AIM OF THE EXERCISE >> Give the number of lines containing the word "color", and nothing else.

━━ RECORDS FOR THIS EXERCISE

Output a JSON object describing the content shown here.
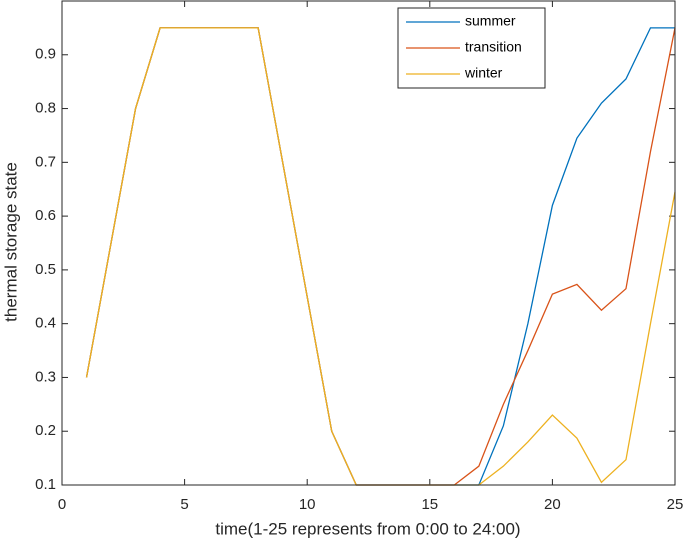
{
  "chart_data": {
    "type": "line",
    "xlabel": "time(1-25 represents from 0:00 to 24:00)",
    "ylabel": "thermal storage state",
    "x": [
      1,
      2,
      3,
      4,
      5,
      6,
      7,
      8,
      9,
      10,
      11,
      12,
      13,
      14,
      15,
      16,
      17,
      18,
      19,
      20,
      21,
      22,
      23,
      24,
      25
    ],
    "series": [
      {
        "name": "summer",
        "color": "#0072BD",
        "values": [
          0.3,
          0.55,
          0.8,
          0.95,
          0.95,
          0.95,
          0.95,
          0.95,
          0.7,
          0.45,
          0.2,
          0.1,
          0.1,
          0.1,
          0.1,
          0.1,
          0.1,
          0.21,
          0.4,
          0.62,
          0.745,
          0.81,
          0.855,
          0.95,
          0.95
        ]
      },
      {
        "name": "transition",
        "color": "#D95319",
        "values": [
          0.3,
          0.55,
          0.8,
          0.95,
          0.95,
          0.95,
          0.95,
          0.95,
          0.7,
          0.45,
          0.2,
          0.1,
          0.1,
          0.1,
          0.1,
          0.1,
          0.135,
          0.25,
          0.35,
          0.455,
          0.473,
          0.425,
          0.465,
          0.72,
          0.95
        ]
      },
      {
        "name": "winter",
        "color": "#EDB120",
        "values": [
          0.3,
          0.55,
          0.8,
          0.95,
          0.95,
          0.95,
          0.95,
          0.95,
          0.7,
          0.45,
          0.2,
          0.1,
          0.1,
          0.1,
          0.1,
          0.1,
          0.1,
          0.135,
          0.18,
          0.23,
          0.187,
          0.105,
          0.147,
          0.4,
          0.645
        ]
      }
    ],
    "xlim": [
      0,
      25
    ],
    "xticks": [
      0,
      5,
      10,
      15,
      20,
      25
    ],
    "ylim": [
      0.1,
      1
    ],
    "yticks": [
      0.1,
      0.2,
      0.3,
      0.4,
      0.5,
      0.6,
      0.7,
      0.8,
      0.9
    ],
    "legend": "top-right"
  }
}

━━━━

ANSWER TO THIS PROBLEM >> 3